Prompt: Every line below should be copied exactly; drop the pictures.

....

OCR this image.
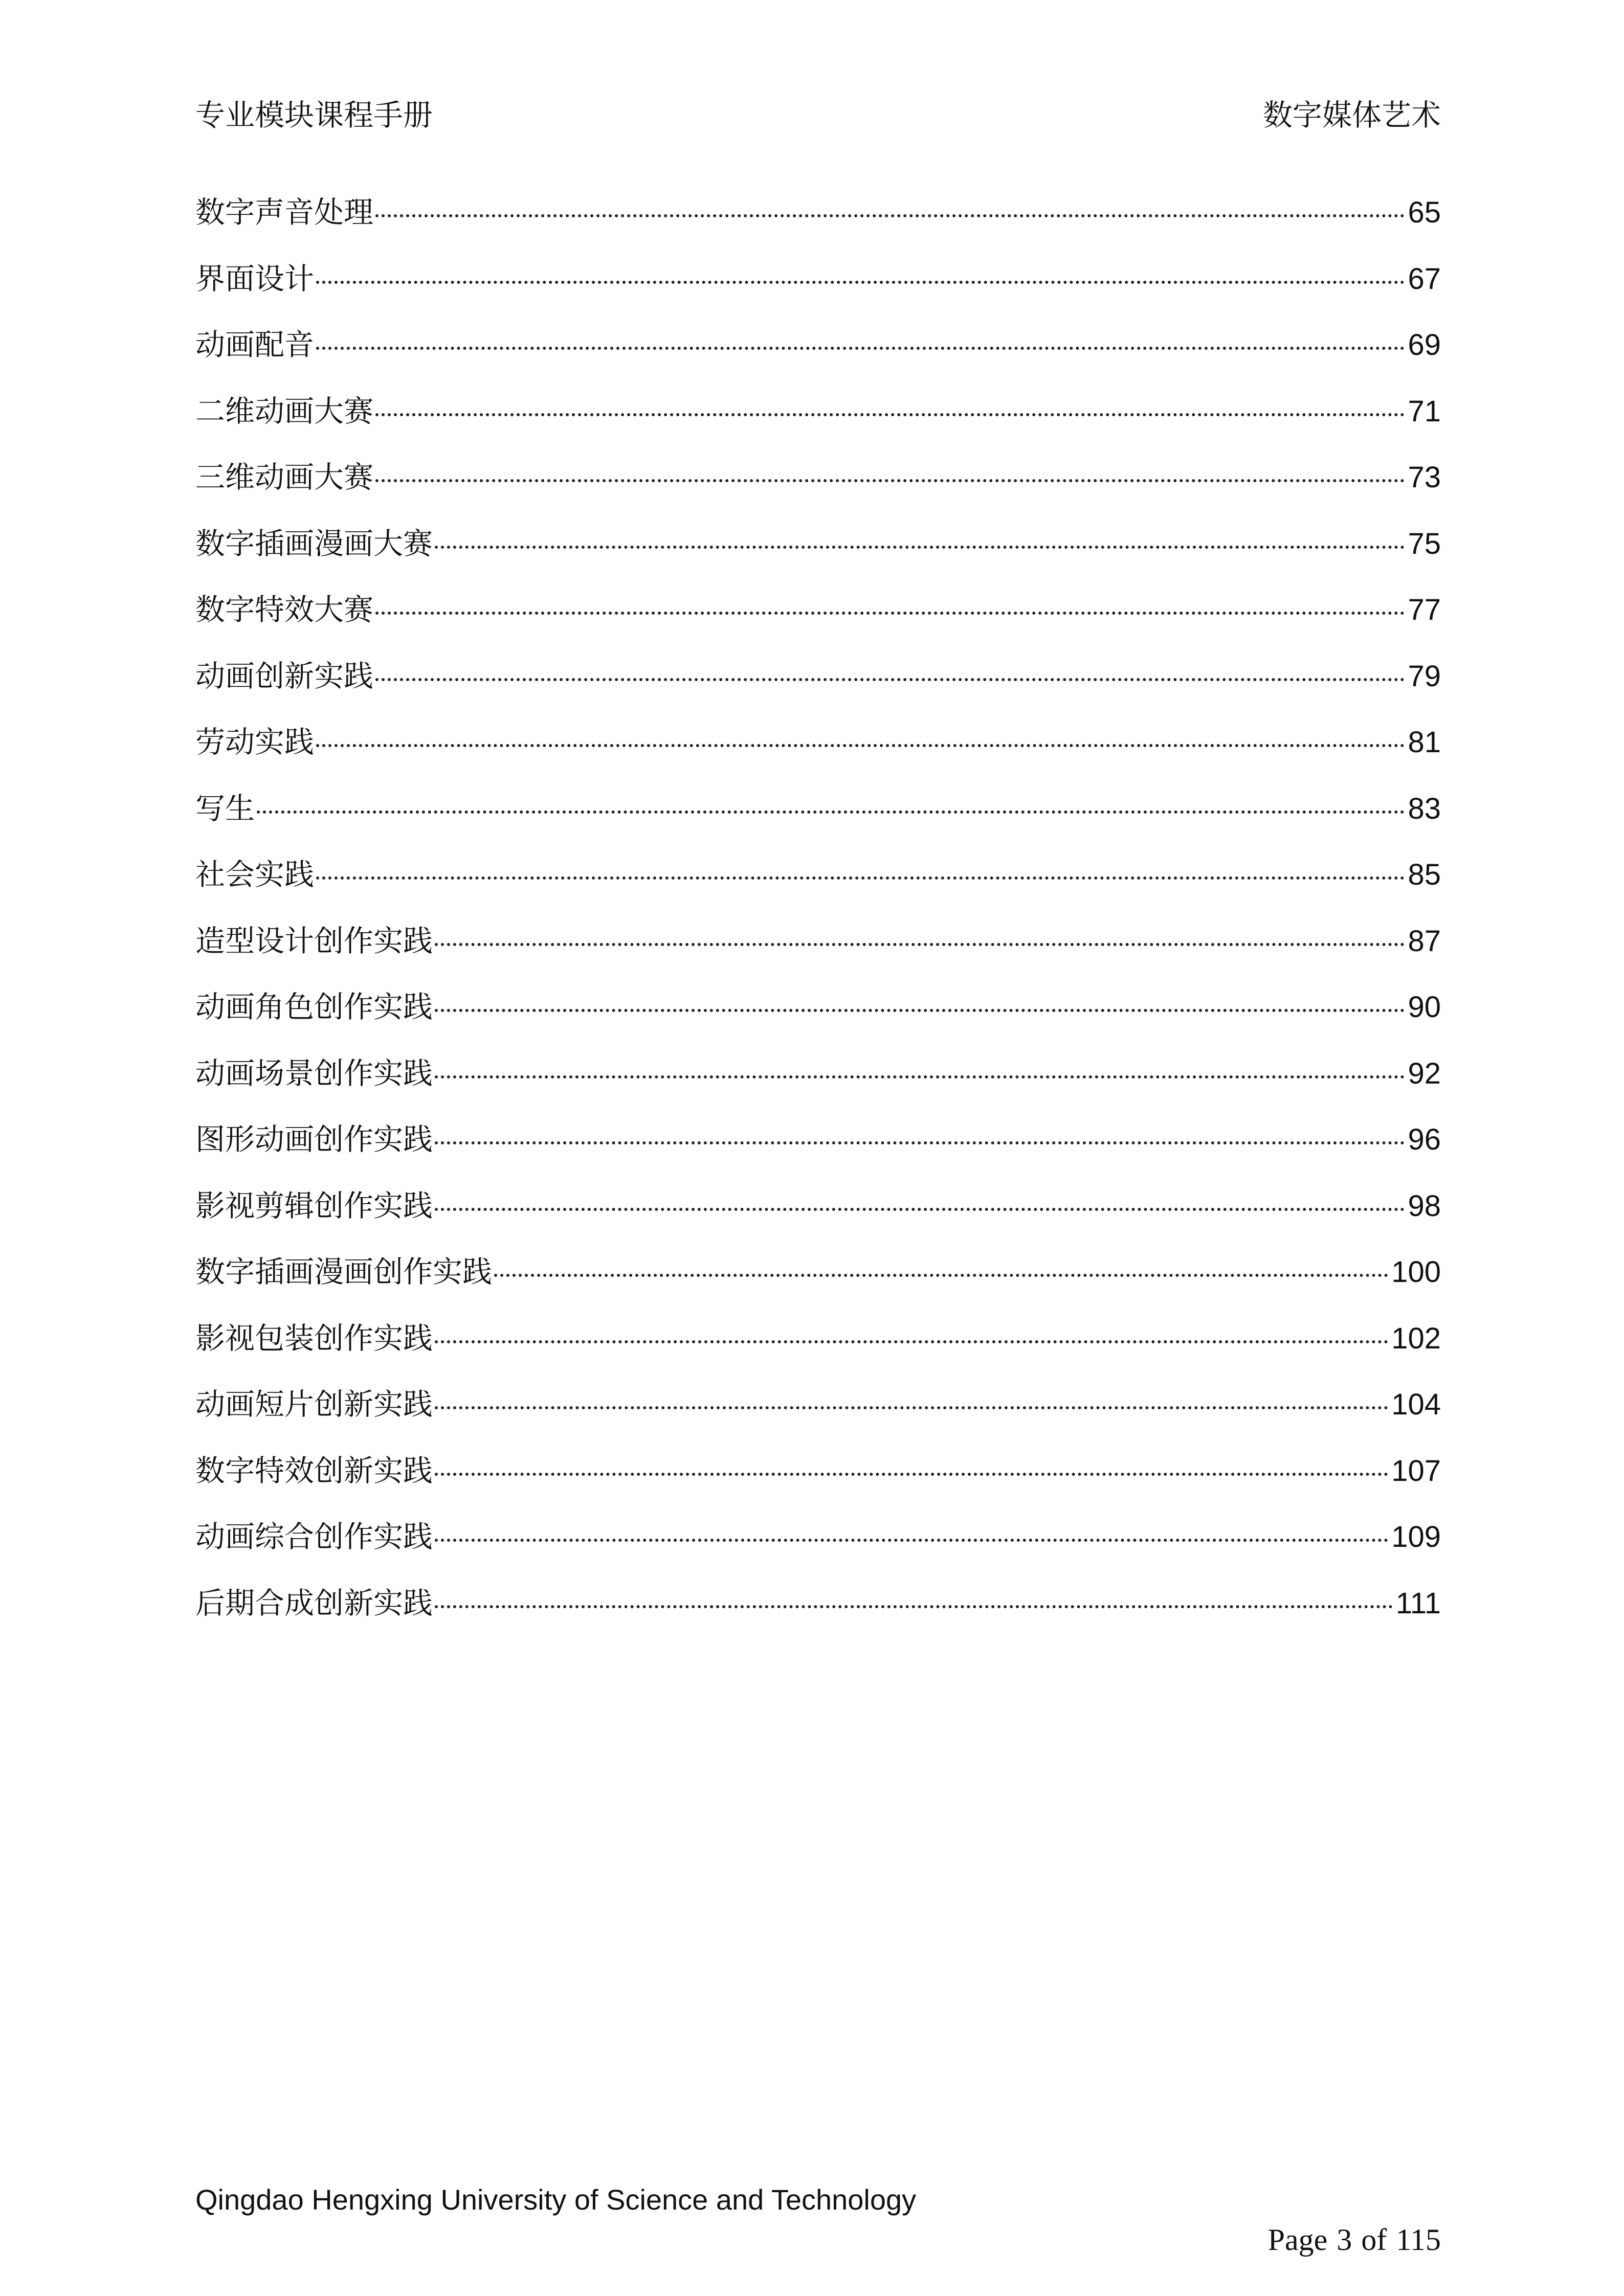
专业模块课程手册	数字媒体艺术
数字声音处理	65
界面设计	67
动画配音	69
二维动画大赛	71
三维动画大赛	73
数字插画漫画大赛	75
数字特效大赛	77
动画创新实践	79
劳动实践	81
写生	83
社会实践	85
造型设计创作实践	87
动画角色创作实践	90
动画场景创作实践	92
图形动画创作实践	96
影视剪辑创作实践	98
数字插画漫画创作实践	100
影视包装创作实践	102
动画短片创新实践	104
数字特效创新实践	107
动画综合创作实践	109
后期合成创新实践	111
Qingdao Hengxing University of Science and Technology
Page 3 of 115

....

Finished answer:
OCR this image.
专业模块课程手册	数字媒体艺术
数字声音处理	65
界面设计	67
动画配音	69
二维动画大赛	71
三维动画大赛	73
数字插画漫画大赛	75
数字特效大赛	77
动画创新实践	79
劳动实践	81
写生	83
社会实践	85
造型设计创作实践	87
动画角色创作实践	90
动画场景创作实践	92
图形动画创作实践	96
影视剪辑创作实践	98
数字插画漫画创作实践	100
影视包装创作实践	102
动画短片创新实践	104
数字特效创新实践	107
动画综合创作实践	109
后期合成创新实践	111
Qingdao Hengxing University of Science and Technology
Page 3 of 115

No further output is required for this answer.